_Goal of the exercise_: Return the records that follow, matching each one exactly.
______
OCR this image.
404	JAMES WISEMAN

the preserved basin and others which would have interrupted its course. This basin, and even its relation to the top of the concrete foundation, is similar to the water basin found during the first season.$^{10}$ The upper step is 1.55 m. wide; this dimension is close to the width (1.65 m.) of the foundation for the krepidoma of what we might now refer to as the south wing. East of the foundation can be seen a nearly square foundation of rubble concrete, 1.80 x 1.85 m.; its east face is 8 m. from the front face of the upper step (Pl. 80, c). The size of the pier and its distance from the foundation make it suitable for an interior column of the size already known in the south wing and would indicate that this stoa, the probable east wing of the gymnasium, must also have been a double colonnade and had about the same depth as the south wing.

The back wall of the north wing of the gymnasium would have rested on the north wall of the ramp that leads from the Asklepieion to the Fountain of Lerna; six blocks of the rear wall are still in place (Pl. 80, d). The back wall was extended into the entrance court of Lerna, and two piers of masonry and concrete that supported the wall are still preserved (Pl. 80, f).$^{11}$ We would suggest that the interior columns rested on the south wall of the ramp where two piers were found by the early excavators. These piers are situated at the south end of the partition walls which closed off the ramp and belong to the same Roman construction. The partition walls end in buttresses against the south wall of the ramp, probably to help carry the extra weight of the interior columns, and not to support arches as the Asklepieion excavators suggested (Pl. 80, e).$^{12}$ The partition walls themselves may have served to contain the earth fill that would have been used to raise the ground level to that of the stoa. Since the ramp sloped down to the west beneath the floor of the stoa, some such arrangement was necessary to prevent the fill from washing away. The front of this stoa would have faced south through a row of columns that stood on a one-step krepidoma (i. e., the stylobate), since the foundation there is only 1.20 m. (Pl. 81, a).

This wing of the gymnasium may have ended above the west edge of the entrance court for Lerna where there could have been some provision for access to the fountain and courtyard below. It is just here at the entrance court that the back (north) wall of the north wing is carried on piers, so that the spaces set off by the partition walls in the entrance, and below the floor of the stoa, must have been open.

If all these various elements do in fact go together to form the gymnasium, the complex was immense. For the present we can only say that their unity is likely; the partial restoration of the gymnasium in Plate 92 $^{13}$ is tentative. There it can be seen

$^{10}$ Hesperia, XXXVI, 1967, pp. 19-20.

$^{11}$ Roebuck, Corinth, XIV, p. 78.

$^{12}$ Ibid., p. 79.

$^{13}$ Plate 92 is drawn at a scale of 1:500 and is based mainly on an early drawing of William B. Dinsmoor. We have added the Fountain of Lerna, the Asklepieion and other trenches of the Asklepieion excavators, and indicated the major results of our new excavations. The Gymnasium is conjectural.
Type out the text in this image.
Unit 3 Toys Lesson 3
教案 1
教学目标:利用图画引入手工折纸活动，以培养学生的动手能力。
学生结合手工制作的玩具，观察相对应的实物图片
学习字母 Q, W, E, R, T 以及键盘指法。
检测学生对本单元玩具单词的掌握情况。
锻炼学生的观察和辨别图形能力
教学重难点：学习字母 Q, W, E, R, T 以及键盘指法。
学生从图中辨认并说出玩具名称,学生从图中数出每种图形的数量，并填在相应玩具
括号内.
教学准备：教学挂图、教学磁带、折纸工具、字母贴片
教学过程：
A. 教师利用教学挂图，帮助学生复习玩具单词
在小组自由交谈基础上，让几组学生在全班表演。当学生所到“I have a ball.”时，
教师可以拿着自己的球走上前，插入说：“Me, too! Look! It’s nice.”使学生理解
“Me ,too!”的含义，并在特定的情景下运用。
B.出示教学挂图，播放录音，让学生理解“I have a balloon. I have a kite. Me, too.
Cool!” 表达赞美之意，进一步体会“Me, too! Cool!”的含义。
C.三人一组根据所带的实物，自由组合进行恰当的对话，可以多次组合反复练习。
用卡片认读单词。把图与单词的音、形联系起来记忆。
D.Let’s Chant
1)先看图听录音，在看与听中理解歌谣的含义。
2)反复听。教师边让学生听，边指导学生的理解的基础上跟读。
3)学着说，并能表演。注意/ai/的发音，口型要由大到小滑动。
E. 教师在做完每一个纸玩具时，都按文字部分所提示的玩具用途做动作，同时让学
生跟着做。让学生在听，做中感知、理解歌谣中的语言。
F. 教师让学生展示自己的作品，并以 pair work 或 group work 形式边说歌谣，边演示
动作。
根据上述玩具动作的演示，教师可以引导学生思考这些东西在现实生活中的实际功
______
_Complete output_:
OCR this image.
404	JAMES WISEMAN

the preserved basin and others which would have interrupted its course. This basin, and even its relation to the top of the concrete foundation, is similar to the water basin found during the first season.$^{10}$ The upper step is 1.55 m. wide; this dimension is close to the width (1.65 m.) of the foundation for the krepidoma of what we might now refer to as the south wing. East of the foundation can be seen a nearly square foundation of rubble concrete, 1.80 x 1.85 m.; its east face is 8 m. from the front face of the upper step (Pl. 80, c). The size of the pier and its distance from the foundation make it suitable for an interior column of the size already known in the south wing and would indicate that this stoa, the probable east wing of the gymnasium, must also have been a double colonnade and had about the same depth as the south wing.

The back wall of the north wing of the gymnasium would have rested on the north wall of the ramp that leads from the Asklepieion to the Fountain of Lerna; six blocks of the rear wall are still in place (Pl. 80, d). The back wall was extended into the entrance court of Lerna, and two piers of masonry and concrete that supported the wall are still preserved (Pl. 80, f).$^{11}$ We would suggest that the interior columns rested on the south wall of the ramp where two piers were found by the early excavators. These piers are situated at the south end of the partition walls which closed off the ramp and belong to the same Roman construction. The partition walls end in buttresses against the south wall of the ramp, probably to help carry the extra weight of the interior columns, and not to support arches as the Asklepieion excavators suggested (Pl. 80, e).$^{12}$ The partition walls themselves may have served to contain the earth fill that would have been used to raise the ground level to that of the stoa. Since the ramp sloped down to the west beneath the floor of the stoa, some such arrangement was necessary to prevent the fill from washing away. The front of this stoa would have faced south through a row of columns that stood on a one-step krepidoma (i. e., the stylobate), since the foundation there is only 1.20 m. (Pl. 81, a).

This wing of the gymnasium may have ended above the west edge of the entrance court for Lerna where there could have been some provision for access to the fountain and courtyard below. It is just here at the entrance court that the back (north) wall of the north wing is carried on piers, so that the spaces set off by the partition walls in the entrance, and below the floor of the stoa, must have been open.

If all these various elements do in fact go together to form the gymnasium, the complex was immense. For the present we can only say that their unity is likely; the partial restoration of the gymnasium in Plate 92 $^{13}$ is tentative. There it can be seen

$^{10}$ Hesperia, XXXVI, 1967, pp. 19-20.

$^{11}$ Roebuck, Corinth, XIV, p. 78.

$^{12}$ Ibid., p. 79.

$^{13}$ Plate 92 is drawn at a scale of 1:500 and is based mainly on an early drawing of William B. Dinsmoor. We have added the Fountain of Lerna, the Asklepieion and other trenches of the Asklepieion excavators, and indicated the major results of our new excavations. The Gymnasium is conjectural.
Type out the text in this image.
Unit 3 Toys Lesson 3
教案 1
教学目标:利用图画引入手工折纸活动，以培养学生的动手能力。
学生结合手工制作的玩具，观察相对应的实物图片
学习字母 Q, W, E, R, T 以及键盘指法。
检测学生对本单元玩具单词的掌握情况。
锻炼学生的观察和辨别图形能力
教学重难点：学习字母 Q, W, E, R, T 以及键盘指法。
学生从图中辨认并说出玩具名称,学生从图中数出每种图形的数量，并填在相应玩具
括号内.
教学准备：教学挂图、教学磁带、折纸工具、字母贴片
教学过程：
A. 教师利用教学挂图，帮助学生复习玩具单词
在小组自由交谈基础上，让几组学生在全班表演。当学生所到“I have a ball.”时，
教师可以拿着自己的球走上前，插入说：“Me, too! Look! It’s nice.”使学生理解
“Me ,too!”的含义，并在特定的情景下运用。
B.出示教学挂图，播放录音，让学生理解“I have a balloon. I have a kite. Me, too.
Cool!” 表达赞美之意，进一步体会“Me, too! Cool!”的含义。
C.三人一组根据所带的实物，自由组合进行恰当的对话，可以多次组合反复练习。
用卡片认读单词。把图与单词的音、形联系起来记忆。
D.Let’s Chant
1)先看图听录音，在看与听中理解歌谣的含义。
2)反复听。教师边让学生听，边指导学生的理解的基础上跟读。
3)学着说，并能表演。注意/ai/的发音，口型要由大到小滑动。
E. 教师在做完每一个纸玩具时，都按文字部分所提示的玩具用途做动作，同时让学
生跟着做。让学生在听，做中感知、理解歌谣中的语言。
F. 教师让学生展示自己的作品，并以 pair work 或 group work 形式边说歌谣，边演示
动作。
根据上述玩具动作的演示，教师可以引导学生思考这些东西在现实生活中的实际功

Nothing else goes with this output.